┏━━

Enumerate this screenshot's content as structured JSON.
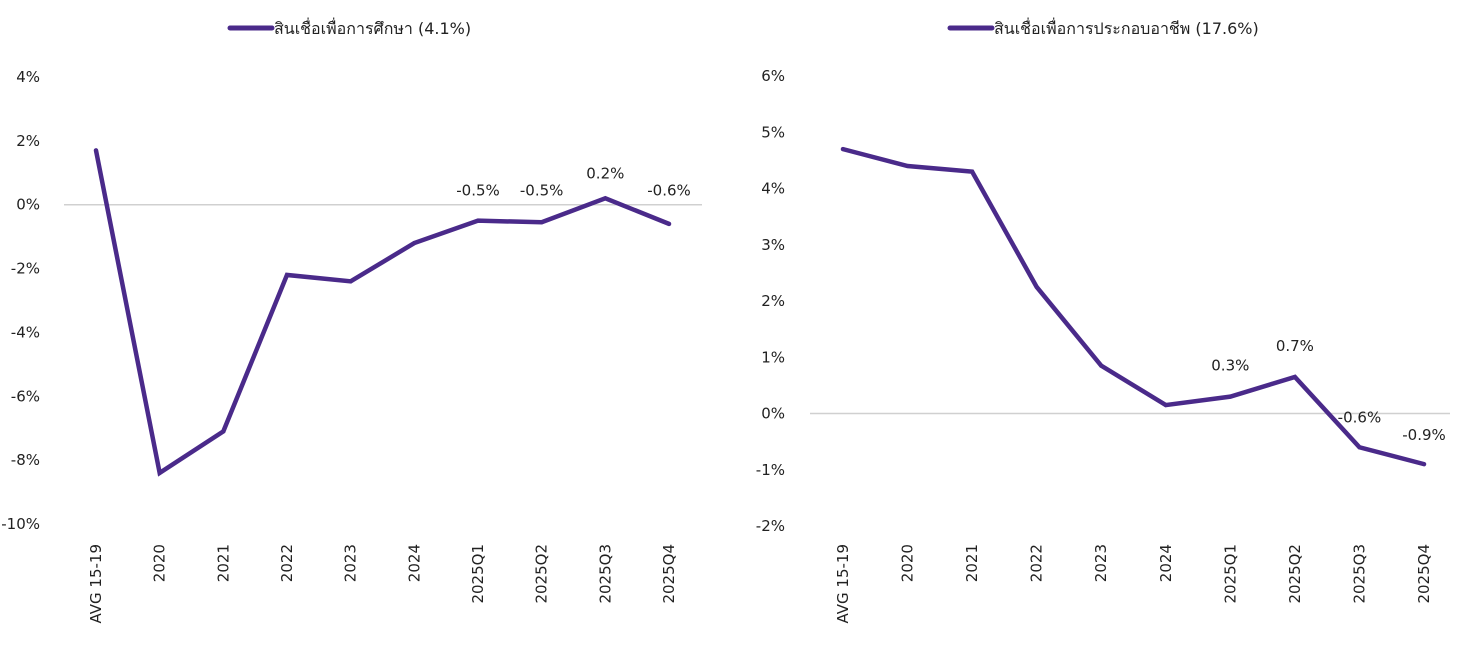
{
  "colors": {
    "series": "#4a2a8a",
    "zero_line": "#d0d0d0",
    "text": "#222222"
  },
  "chart_data": [
    {
      "type": "line",
      "title": "",
      "legend": {
        "label": "สินเชื่อเพื่อการศึกษา (4.1%)",
        "position": "top"
      },
      "xlabel": "",
      "ylabel": "",
      "categories": [
        "AVG 15-19",
        "2020",
        "2021",
        "2022",
        "2023",
        "2024",
        "2025Q1",
        "2025Q2",
        "2025Q3",
        "2025Q4"
      ],
      "series": [
        {
          "name": "สินเชื่อเพื่อการศึกษา (4.1%)",
          "values": [
            1.7,
            -8.4,
            -7.1,
            -2.2,
            -2.4,
            -1.2,
            -0.5,
            -0.55,
            0.2,
            -0.6
          ]
        }
      ],
      "data_labels": [
        null,
        null,
        null,
        null,
        null,
        null,
        "-0.5%",
        "-0.5%",
        "0.2%",
        "-0.6%"
      ],
      "ylim": [
        -10,
        4
      ],
      "yticks": [
        4,
        2,
        0,
        -2,
        -4,
        -6,
        -8,
        -10
      ],
      "ytick_labels": [
        "4%",
        "2%",
        "0%",
        "-2%",
        "-4%",
        "-6%",
        "-8%",
        "-10%"
      ],
      "zero_line": true,
      "grid": false
    },
    {
      "type": "line",
      "title": "",
      "legend": {
        "label": "สินเชื่อเพื่อการประกอบอาชีพ (17.6%)",
        "position": "top"
      },
      "xlabel": "",
      "ylabel": "",
      "categories": [
        "AVG 15-19",
        "2020",
        "2021",
        "2022",
        "2023",
        "2024",
        "2025Q1",
        "2025Q2",
        "2025Q3",
        "2025Q4"
      ],
      "series": [
        {
          "name": "สินเชื่อเพื่อการประกอบอาชีพ (17.6%)",
          "values": [
            4.7,
            4.4,
            4.3,
            2.25,
            0.85,
            0.15,
            0.3,
            0.65,
            -0.6,
            -0.9
          ]
        }
      ],
      "data_labels": [
        null,
        null,
        null,
        null,
        null,
        null,
        "0.3%",
        "0.7%",
        "-0.6%",
        "-0.9%"
      ],
      "ylim": [
        -2,
        6
      ],
      "yticks": [
        6,
        5,
        4,
        3,
        2,
        1,
        0,
        -1,
        -2
      ],
      "ytick_labels": [
        "6%",
        "5%",
        "4%",
        "3%",
        "2%",
        "1%",
        "0%",
        "-1%",
        "-2%"
      ],
      "zero_line": true,
      "grid": false
    }
  ]
}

┗━━

**SET PROBLEM**
Set down every record once more, word for word, without pictures.

**RESPONSE TO THIS TASK**
Enumerate this screenshot's content as structured JSON.
{
  "colors": {
    "series": "#4a2a8a",
    "zero_line": "#d0d0d0",
    "text": "#222222"
  },
  "chart_data": [
    {
      "type": "line",
      "title": "",
      "legend": {
        "label": "สินเชื่อเพื่อการศึกษา (4.1%)",
        "position": "top"
      },
      "xlabel": "",
      "ylabel": "",
      "categories": [
        "AVG 15-19",
        "2020",
        "2021",
        "2022",
        "2023",
        "2024",
        "2025Q1",
        "2025Q2",
        "2025Q3",
        "2025Q4"
      ],
      "series": [
        {
          "name": "สินเชื่อเพื่อการศึกษา (4.1%)",
          "values": [
            1.7,
            -8.4,
            -7.1,
            -2.2,
            -2.4,
            -1.2,
            -0.5,
            -0.55,
            0.2,
            -0.6
          ]
        }
      ],
      "data_labels": [
        null,
        null,
        null,
        null,
        null,
        null,
        "-0.5%",
        "-0.5%",
        "0.2%",
        "-0.6%"
      ],
      "ylim": [
        -10,
        4
      ],
      "yticks": [
        4,
        2,
        0,
        -2,
        -4,
        -6,
        -8,
        -10
      ],
      "ytick_labels": [
        "4%",
        "2%",
        "0%",
        "-2%",
        "-4%",
        "-6%",
        "-8%",
        "-10%"
      ],
      "zero_line": true,
      "grid": false
    },
    {
      "type": "line",
      "title": "",
      "legend": {
        "label": "สินเชื่อเพื่อการประกอบอาชีพ (17.6%)",
        "position": "top"
      },
      "xlabel": "",
      "ylabel": "",
      "categories": [
        "AVG 15-19",
        "2020",
        "2021",
        "2022",
        "2023",
        "2024",
        "2025Q1",
        "2025Q2",
        "2025Q3",
        "2025Q4"
      ],
      "series": [
        {
          "name": "สินเชื่อเพื่อการประกอบอาชีพ (17.6%)",
          "values": [
            4.7,
            4.4,
            4.3,
            2.25,
            0.85,
            0.15,
            0.3,
            0.65,
            -0.6,
            -0.9
          ]
        }
      ],
      "data_labels": [
        null,
        null,
        null,
        null,
        null,
        null,
        "0.3%",
        "0.7%",
        "-0.6%",
        "-0.9%"
      ],
      "ylim": [
        -2,
        6
      ],
      "yticks": [
        6,
        5,
        4,
        3,
        2,
        1,
        0,
        -1,
        -2
      ],
      "ytick_labels": [
        "6%",
        "5%",
        "4%",
        "3%",
        "2%",
        "1%",
        "0%",
        "-1%",
        "-2%"
      ],
      "zero_line": true,
      "grid": false
    }
  ]
}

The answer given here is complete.